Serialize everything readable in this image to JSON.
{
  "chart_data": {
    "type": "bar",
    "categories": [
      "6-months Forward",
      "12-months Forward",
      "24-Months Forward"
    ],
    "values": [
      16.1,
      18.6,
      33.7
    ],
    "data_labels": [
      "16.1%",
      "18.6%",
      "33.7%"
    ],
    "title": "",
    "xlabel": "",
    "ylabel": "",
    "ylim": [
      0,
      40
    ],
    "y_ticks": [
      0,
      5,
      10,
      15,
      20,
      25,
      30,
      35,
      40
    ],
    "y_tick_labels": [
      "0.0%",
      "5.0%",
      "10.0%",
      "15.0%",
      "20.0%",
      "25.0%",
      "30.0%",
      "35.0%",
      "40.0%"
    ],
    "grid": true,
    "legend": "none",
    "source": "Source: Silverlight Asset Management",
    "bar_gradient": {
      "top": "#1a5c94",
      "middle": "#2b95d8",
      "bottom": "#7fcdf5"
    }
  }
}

::::

Repeat the listing in full, keeping every line exactly as it is.

Serialize everything readable in this image to JSON.
{
  "chart_data": {
    "type": "bar",
    "categories": [
      "6-months Forward",
      "12-months Forward",
      "24-Months Forward"
    ],
    "values": [
      16.1,
      18.6,
      33.7
    ],
    "data_labels": [
      "16.1%",
      "18.6%",
      "33.7%"
    ],
    "title": "",
    "xlabel": "",
    "ylabel": "",
    "ylim": [
      0,
      40
    ],
    "y_ticks": [
      0,
      5,
      10,
      15,
      20,
      25,
      30,
      35,
      40
    ],
    "y_tick_labels": [
      "0.0%",
      "5.0%",
      "10.0%",
      "15.0%",
      "20.0%",
      "25.0%",
      "30.0%",
      "35.0%",
      "40.0%"
    ],
    "grid": true,
    "legend": "none",
    "source": "Source: Silverlight Asset Management",
    "bar_gradient": {
      "top": "#1a5c94",
      "middle": "#2b95d8",
      "bottom": "#7fcdf5"
    }
  }
}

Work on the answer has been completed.